▶ **TASK TO CARRY OUT**: Output the listing below line for line, changing nothing.

▶ **GIVEN ENTRIES**:
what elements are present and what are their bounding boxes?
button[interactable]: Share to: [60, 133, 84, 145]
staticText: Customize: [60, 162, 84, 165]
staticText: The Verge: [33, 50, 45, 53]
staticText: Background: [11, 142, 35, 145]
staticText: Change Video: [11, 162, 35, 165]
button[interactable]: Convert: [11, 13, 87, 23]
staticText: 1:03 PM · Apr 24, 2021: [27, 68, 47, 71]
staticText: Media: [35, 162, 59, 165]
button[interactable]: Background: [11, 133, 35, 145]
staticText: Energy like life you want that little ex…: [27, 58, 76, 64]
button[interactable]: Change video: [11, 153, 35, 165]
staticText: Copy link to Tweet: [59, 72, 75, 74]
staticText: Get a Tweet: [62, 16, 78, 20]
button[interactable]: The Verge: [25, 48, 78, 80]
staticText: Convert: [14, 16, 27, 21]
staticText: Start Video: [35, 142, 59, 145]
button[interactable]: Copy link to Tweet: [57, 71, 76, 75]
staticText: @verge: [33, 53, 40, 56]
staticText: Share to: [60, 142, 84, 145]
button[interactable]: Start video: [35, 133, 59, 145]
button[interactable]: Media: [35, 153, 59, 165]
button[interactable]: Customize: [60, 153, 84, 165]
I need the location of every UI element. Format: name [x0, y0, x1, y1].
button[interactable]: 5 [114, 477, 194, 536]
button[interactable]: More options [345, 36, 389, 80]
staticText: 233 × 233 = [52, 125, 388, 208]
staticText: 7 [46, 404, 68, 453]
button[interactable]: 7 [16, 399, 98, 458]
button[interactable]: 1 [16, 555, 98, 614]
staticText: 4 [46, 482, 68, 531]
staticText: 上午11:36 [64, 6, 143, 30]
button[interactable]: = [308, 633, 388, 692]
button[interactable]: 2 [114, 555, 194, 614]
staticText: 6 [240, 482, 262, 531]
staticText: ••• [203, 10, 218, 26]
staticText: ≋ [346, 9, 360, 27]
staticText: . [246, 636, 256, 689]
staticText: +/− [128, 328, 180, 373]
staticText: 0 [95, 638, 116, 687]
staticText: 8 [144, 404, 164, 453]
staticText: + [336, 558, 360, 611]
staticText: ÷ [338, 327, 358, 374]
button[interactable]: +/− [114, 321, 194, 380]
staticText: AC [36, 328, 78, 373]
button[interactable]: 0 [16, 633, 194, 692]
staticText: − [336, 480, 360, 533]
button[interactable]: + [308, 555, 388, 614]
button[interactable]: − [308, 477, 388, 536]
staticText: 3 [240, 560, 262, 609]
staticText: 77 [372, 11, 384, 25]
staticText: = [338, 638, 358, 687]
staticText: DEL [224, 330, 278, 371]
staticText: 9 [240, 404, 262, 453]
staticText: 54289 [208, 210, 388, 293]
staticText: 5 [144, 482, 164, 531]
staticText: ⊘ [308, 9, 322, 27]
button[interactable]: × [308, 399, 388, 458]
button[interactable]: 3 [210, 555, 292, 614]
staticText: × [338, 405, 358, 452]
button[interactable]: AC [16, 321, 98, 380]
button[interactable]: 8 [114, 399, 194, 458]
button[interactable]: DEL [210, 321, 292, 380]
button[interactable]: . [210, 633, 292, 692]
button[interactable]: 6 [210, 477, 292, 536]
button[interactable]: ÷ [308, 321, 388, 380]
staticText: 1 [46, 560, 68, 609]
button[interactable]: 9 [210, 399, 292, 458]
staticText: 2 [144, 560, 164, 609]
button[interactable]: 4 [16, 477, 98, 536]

▶ **RESPONSE TO THE TASK**:
what elements are present and what are their bounding boxes?
button[interactable]: Share to: [60, 133, 84, 145]
staticText: Customize: [60, 162, 84, 165]
staticText: The Verge: [33, 50, 45, 53]
staticText: Background: [11, 142, 35, 145]
staticText: Change Video: [11, 162, 35, 165]
button[interactable]: Convert: [11, 13, 87, 23]
staticText: 1:03 PM · Apr 24, 2021: [27, 68, 47, 71]
staticText: Media: [35, 162, 59, 165]
button[interactable]: Background: [11, 133, 35, 145]
staticText: Energy like life you want that little ex…: [27, 58, 76, 64]
button[interactable]: Change video: [11, 153, 35, 165]
staticText: Copy link to Tweet: [59, 72, 75, 74]
staticText: Get a Tweet: [62, 16, 78, 20]
button[interactable]: The Verge: [25, 48, 78, 80]
staticText: Convert: [14, 16, 27, 21]
staticText: Start Video: [35, 142, 59, 145]
button[interactable]: Copy link to Tweet: [57, 71, 76, 75]
staticText: @verge: [33, 53, 40, 56]
staticText: Share to: [60, 142, 84, 145]
button[interactable]: Start video: [35, 133, 59, 145]
button[interactable]: Media: [35, 153, 59, 165]
button[interactable]: Customize: [60, 153, 84, 165]
I need the location of every UI element. Format: name [x0, y0, x1, y1].
button[interactable]: 5 [114, 477, 194, 536]
button[interactable]: More options [345, 36, 389, 80]
staticText: 233 × 233 = [52, 125, 388, 208]
staticText: 7 [46, 404, 68, 453]
button[interactable]: 7 [16, 399, 98, 458]
button[interactable]: 1 [16, 555, 98, 614]
staticText: 4 [46, 482, 68, 531]
staticText: 上午11:36 [64, 6, 143, 30]
button[interactable]: = [308, 633, 388, 692]
button[interactable]: 2 [114, 555, 194, 614]
staticText: 6 [240, 482, 262, 531]
staticText: ••• [203, 10, 218, 26]
staticText: ≋ [346, 9, 360, 27]
staticText: . [246, 636, 256, 689]
staticText: +/− [128, 328, 180, 373]
staticText: 0 [95, 638, 116, 687]
staticText: 8 [144, 404, 164, 453]
staticText: + [336, 558, 360, 611]
staticText: ÷ [338, 327, 358, 374]
button[interactable]: +/− [114, 321, 194, 380]
staticText: AC [36, 328, 78, 373]
button[interactable]: 0 [16, 633, 194, 692]
staticText: − [336, 480, 360, 533]
button[interactable]: + [308, 555, 388, 614]
button[interactable]: − [308, 477, 388, 536]
staticText: 3 [240, 560, 262, 609]
staticText: 77 [372, 11, 384, 25]
staticText: = [338, 638, 358, 687]
staticText: DEL [224, 330, 278, 371]
staticText: 9 [240, 404, 262, 453]
staticText: 54289 [208, 210, 388, 293]
staticText: 5 [144, 482, 164, 531]
staticText: ⊘ [308, 9, 322, 27]
button[interactable]: × [308, 399, 388, 458]
button[interactable]: 3 [210, 555, 292, 614]
staticText: × [338, 405, 358, 452]
button[interactable]: AC [16, 321, 98, 380]
button[interactable]: 8 [114, 399, 194, 458]
button[interactable]: DEL [210, 321, 292, 380]
button[interactable]: . [210, 633, 292, 692]
button[interactable]: 6 [210, 477, 292, 536]
button[interactable]: ÷ [308, 321, 388, 380]
staticText: 1 [46, 560, 68, 609]
button[interactable]: 9 [210, 399, 292, 458]
staticText: 2 [144, 560, 164, 609]
button[interactable]: 4 [16, 477, 98, 536]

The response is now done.